++++ Dataset records ++++

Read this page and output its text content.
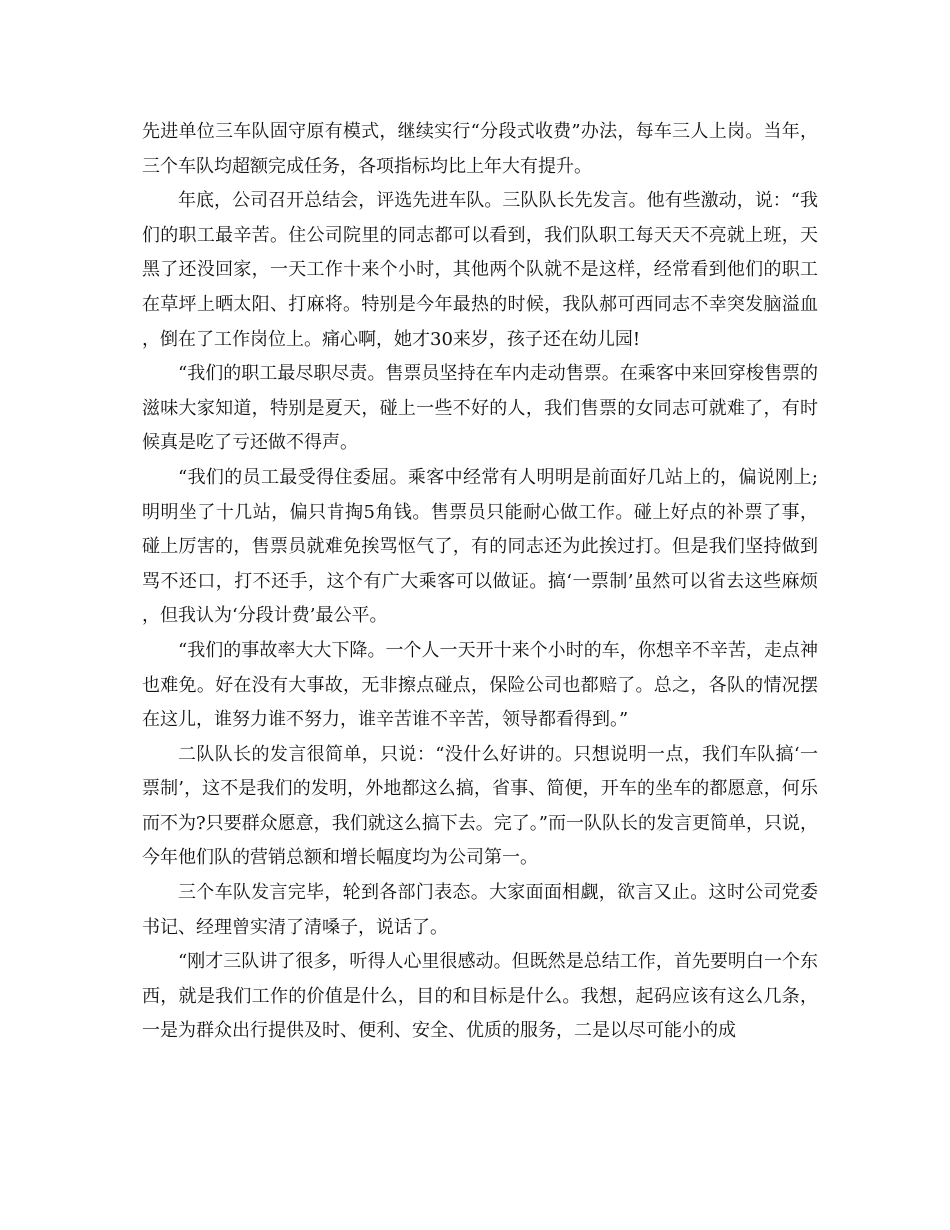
先进单位三车队固守原有模式，继续实行“分段式收费”办法，每车三人上岗。当年，三个车队均超额完成任务，各项指标均比上年大有提升。

年底，公司召开总结会，评选先进车队。三队队长先发言。他有些激动，说：“我们的职工最辛苦。住公司院里的同志都可以看到，我们队职工每天天不亮就上班，天黑了还没回家，一天工作十来个小时，其他两个队就不是这样，经常看到他们的职工在草坪上晒太阳、打麻将。特别是今年最热的时候，我队郝可西同志不幸突发脑溢血，倒在了工作岗位上。痛心啊，她才30来岁，孩子还在幼儿园!

“我们的职工最尽职尽责。售票员坚持在车内走动售票。在乘客中来回穿梭售票的滋味大家知道，特别是夏天，碰上一些不好的人，我们售票的女同志可就难了，有时候真是吃了亏还做不得声。

“我们的员工最受得住委屈。乘客中经常有人明明是前面好几站上的，偏说刚上;明明坐了十几站，偏只肯掏5角钱。售票员只能耐心做工作。碰上好点的补票了事，碰上厉害的，售票员就难免挨骂怄气了，有的同志还为此挨过打。但是我们坚持做到骂不还口，打不还手，这个有广大乘客可以做证。搞‘一票制’虽然可以省去这些麻烦，但我认为‘分段计费’最公平。

“我们的事故率大大下降。一个人一天开十来个小时的车，你想辛不辛苦，走点神也难免。好在没有大事故，无非擦点碰点，保险公司也都赔了。总之，各队的情况摆在这儿，谁努力谁不努力，谁辛苦谁不辛苦，领导都看得到。”

二队队长的发言很简单，只说：“没什么好讲的。只想说明一点，我们车队搞‘一票制’，这不是我们的发明，外地都这么搞，省事、简便，开车的坐车的都愿意，何乐而不为?只要群众愿意，我们就这么搞下去。完了。”而一队队长的发言更简单，只说，今年他们队的营销总额和增长幅度均为公司第一。

三个车队发言完毕，轮到各部门表态。大家面面相觑，欲言又止。这时公司党委书记、经理曾实清了清嗓子，说话了。

“刚才三队讲了很多，听得人心里很感动。但既然是总结工作，首先要明白一个东西，就是我们工作的价值是什么，目的和目标是什么。我想，起码应该有这么几条，一是为群众出行提供及时、便利、安全、优质的服务，二是以尽可能小的成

++++

Given instruction: Repeat the data exactly, excluding the pictures.

Output of the exercise:
Read this page and output its text content.
先进单位三车队固守原有模式，继续实行“分段式收费”办法，每车三人上岗。当年，三个车队均超额完成任务，各项指标均比上年大有提升。

年底，公司召开总结会，评选先进车队。三队队长先发言。他有些激动，说：“我们的职工最辛苦。住公司院里的同志都可以看到，我们队职工每天天不亮就上班，天黑了还没回家，一天工作十来个小时，其他两个队就不是这样，经常看到他们的职工在草坪上晒太阳、打麻将。特别是今年最热的时候，我队郝可西同志不幸突发脑溢血，倒在了工作岗位上。痛心啊，她才30来岁，孩子还在幼儿园!

“我们的职工最尽职尽责。售票员坚持在车内走动售票。在乘客中来回穿梭售票的滋味大家知道，特别是夏天，碰上一些不好的人，我们售票的女同志可就难了，有时候真是吃了亏还做不得声。

“我们的员工最受得住委屈。乘客中经常有人明明是前面好几站上的，偏说刚上;明明坐了十几站，偏只肯掏5角钱。售票员只能耐心做工作。碰上好点的补票了事，碰上厉害的，售票员就难免挨骂怄气了，有的同志还为此挨过打。但是我们坚持做到骂不还口，打不还手，这个有广大乘客可以做证。搞‘一票制’虽然可以省去这些麻烦，但我认为‘分段计费’最公平。

“我们的事故率大大下降。一个人一天开十来个小时的车，你想辛不辛苦，走点神也难免。好在没有大事故，无非擦点碰点，保险公司也都赔了。总之，各队的情况摆在这儿，谁努力谁不努力，谁辛苦谁不辛苦，领导都看得到。”

二队队长的发言很简单，只说：“没什么好讲的。只想说明一点，我们车队搞‘一票制’，这不是我们的发明，外地都这么搞，省事、简便，开车的坐车的都愿意，何乐而不为?只要群众愿意，我们就这么搞下去。完了。”而一队队长的发言更简单，只说，今年他们队的营销总额和增长幅度均为公司第一。

三个车队发言完毕，轮到各部门表态。大家面面相觑，欲言又止。这时公司党委书记、经理曾实清了清嗓子，说话了。

“刚才三队讲了很多，听得人心里很感动。但既然是总结工作，首先要明白一个东西，就是我们工作的价值是什么，目的和目标是什么。我想，起码应该有这么几条，一是为群众出行提供及时、便利、安全、优质的服务，二是以尽可能小的成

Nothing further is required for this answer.